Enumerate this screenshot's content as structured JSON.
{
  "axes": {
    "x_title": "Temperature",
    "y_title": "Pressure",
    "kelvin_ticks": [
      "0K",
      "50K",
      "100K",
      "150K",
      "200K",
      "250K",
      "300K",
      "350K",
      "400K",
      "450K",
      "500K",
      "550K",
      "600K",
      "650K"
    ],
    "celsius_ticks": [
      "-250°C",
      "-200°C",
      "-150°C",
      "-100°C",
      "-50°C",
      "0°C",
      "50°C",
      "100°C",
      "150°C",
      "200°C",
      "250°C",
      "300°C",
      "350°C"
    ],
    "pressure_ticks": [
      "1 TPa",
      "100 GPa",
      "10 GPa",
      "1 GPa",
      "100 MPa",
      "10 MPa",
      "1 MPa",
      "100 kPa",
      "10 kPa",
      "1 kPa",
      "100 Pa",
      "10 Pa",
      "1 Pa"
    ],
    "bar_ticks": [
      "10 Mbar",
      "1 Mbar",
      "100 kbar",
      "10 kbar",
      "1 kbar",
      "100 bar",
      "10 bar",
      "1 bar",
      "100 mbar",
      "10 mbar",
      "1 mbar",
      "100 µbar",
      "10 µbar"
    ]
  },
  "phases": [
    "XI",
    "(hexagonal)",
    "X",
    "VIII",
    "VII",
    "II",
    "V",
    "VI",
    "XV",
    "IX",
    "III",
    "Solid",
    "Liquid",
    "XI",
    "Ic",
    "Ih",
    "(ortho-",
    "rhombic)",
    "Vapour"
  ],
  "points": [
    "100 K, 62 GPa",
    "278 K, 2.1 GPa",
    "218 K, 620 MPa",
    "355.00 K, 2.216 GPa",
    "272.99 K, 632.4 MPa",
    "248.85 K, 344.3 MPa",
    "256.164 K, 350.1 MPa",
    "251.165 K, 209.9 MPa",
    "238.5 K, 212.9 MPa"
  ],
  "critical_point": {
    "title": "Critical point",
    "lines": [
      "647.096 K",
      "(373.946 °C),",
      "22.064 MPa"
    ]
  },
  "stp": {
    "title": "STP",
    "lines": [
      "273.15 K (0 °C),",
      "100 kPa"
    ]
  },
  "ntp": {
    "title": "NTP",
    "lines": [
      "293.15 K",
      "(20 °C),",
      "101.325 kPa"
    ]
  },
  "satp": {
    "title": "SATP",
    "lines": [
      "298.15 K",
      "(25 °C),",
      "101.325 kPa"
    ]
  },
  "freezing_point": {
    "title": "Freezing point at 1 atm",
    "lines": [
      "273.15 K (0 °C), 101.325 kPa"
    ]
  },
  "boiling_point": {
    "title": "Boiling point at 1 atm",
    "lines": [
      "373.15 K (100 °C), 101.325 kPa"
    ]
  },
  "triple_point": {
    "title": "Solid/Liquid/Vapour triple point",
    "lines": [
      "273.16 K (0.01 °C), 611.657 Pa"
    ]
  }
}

--------------------------------

#### STATED PROBLEM
Transcribe the entire listing above precisely.

#### TASK RESULT
Enumerate this screenshot's content as structured JSON.
{
  "axes": {
    "x_title": "Temperature",
    "y_title": "Pressure",
    "kelvin_ticks": [
      "0K",
      "50K",
      "100K",
      "150K",
      "200K",
      "250K",
      "300K",
      "350K",
      "400K",
      "450K",
      "500K",
      "550K",
      "600K",
      "650K"
    ],
    "celsius_ticks": [
      "-250°C",
      "-200°C",
      "-150°C",
      "-100°C",
      "-50°C",
      "0°C",
      "50°C",
      "100°C",
      "150°C",
      "200°C",
      "250°C",
      "300°C",
      "350°C"
    ],
    "pressure_ticks": [
      "1 TPa",
      "100 GPa",
      "10 GPa",
      "1 GPa",
      "100 MPa",
      "10 MPa",
      "1 MPa",
      "100 kPa",
      "10 kPa",
      "1 kPa",
      "100 Pa",
      "10 Pa",
      "1 Pa"
    ],
    "bar_ticks": [
      "10 Mbar",
      "1 Mbar",
      "100 kbar",
      "10 kbar",
      "1 kbar",
      "100 bar",
      "10 bar",
      "1 bar",
      "100 mbar",
      "10 mbar",
      "1 mbar",
      "100 µbar",
      "10 µbar"
    ]
  },
  "phases": [
    "XI",
    "(hexagonal)",
    "X",
    "VIII",
    "VII",
    "II",
    "V",
    "VI",
    "XV",
    "IX",
    "III",
    "Solid",
    "Liquid",
    "XI",
    "Ic",
    "Ih",
    "(ortho-",
    "rhombic)",
    "Vapour"
  ],
  "points": [
    "100 K, 62 GPa",
    "278 K, 2.1 GPa",
    "218 K, 620 MPa",
    "355.00 K, 2.216 GPa",
    "272.99 K, 632.4 MPa",
    "248.85 K, 344.3 MPa",
    "256.164 K, 350.1 MPa",
    "251.165 K, 209.9 MPa",
    "238.5 K, 212.9 MPa"
  ],
  "critical_point": {
    "title": "Critical point",
    "lines": [
      "647.096 K",
      "(373.946 °C),",
      "22.064 MPa"
    ]
  },
  "stp": {
    "title": "STP",
    "lines": [
      "273.15 K (0 °C),",
      "100 kPa"
    ]
  },
  "ntp": {
    "title": "NTP",
    "lines": [
      "293.15 K",
      "(20 °C),",
      "101.325 kPa"
    ]
  },
  "satp": {
    "title": "SATP",
    "lines": [
      "298.15 K",
      "(25 °C),",
      "101.325 kPa"
    ]
  },
  "freezing_point": {
    "title": "Freezing point at 1 atm",
    "lines": [
      "273.15 K (0 °C), 101.325 kPa"
    ]
  },
  "boiling_point": {
    "title": "Boiling point at 1 atm",
    "lines": [
      "373.15 K (100 °C), 101.325 kPa"
    ]
  },
  "triple_point": {
    "title": "Solid/Liquid/Vapour triple point",
    "lines": [
      "273.16 K (0.01 °C), 611.657 Pa"
    ]
  }
}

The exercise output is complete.